Content starts

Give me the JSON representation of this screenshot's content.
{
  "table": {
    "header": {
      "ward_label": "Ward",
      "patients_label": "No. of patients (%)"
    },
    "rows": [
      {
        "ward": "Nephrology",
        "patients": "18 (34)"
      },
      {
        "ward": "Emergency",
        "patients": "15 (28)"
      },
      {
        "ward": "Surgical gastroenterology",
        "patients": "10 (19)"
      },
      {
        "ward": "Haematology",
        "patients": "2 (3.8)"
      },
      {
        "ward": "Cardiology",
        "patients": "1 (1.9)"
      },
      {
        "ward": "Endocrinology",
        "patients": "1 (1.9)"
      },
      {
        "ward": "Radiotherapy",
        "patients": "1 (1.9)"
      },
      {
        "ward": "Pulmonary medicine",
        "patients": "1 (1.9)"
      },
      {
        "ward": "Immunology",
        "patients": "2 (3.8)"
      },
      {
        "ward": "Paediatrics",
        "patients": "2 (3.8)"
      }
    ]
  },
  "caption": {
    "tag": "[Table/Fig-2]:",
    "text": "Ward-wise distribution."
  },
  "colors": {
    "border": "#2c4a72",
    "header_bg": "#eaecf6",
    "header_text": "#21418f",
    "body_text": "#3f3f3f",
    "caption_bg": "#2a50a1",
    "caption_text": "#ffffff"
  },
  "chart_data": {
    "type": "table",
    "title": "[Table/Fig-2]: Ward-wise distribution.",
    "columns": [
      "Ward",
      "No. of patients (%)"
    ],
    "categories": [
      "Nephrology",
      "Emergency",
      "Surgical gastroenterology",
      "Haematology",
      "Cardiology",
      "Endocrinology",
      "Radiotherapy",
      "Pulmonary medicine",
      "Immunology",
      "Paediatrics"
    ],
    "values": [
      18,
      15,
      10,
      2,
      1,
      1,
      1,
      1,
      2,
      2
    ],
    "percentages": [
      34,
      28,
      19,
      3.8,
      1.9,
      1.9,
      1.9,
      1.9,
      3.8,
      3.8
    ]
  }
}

Content ends

## TRY IT:
Collect every line from the records above that contains the word "Endocrinology".

## RESULT BELOW:
        "ward": "Endocrinology",
      "Endocrinology",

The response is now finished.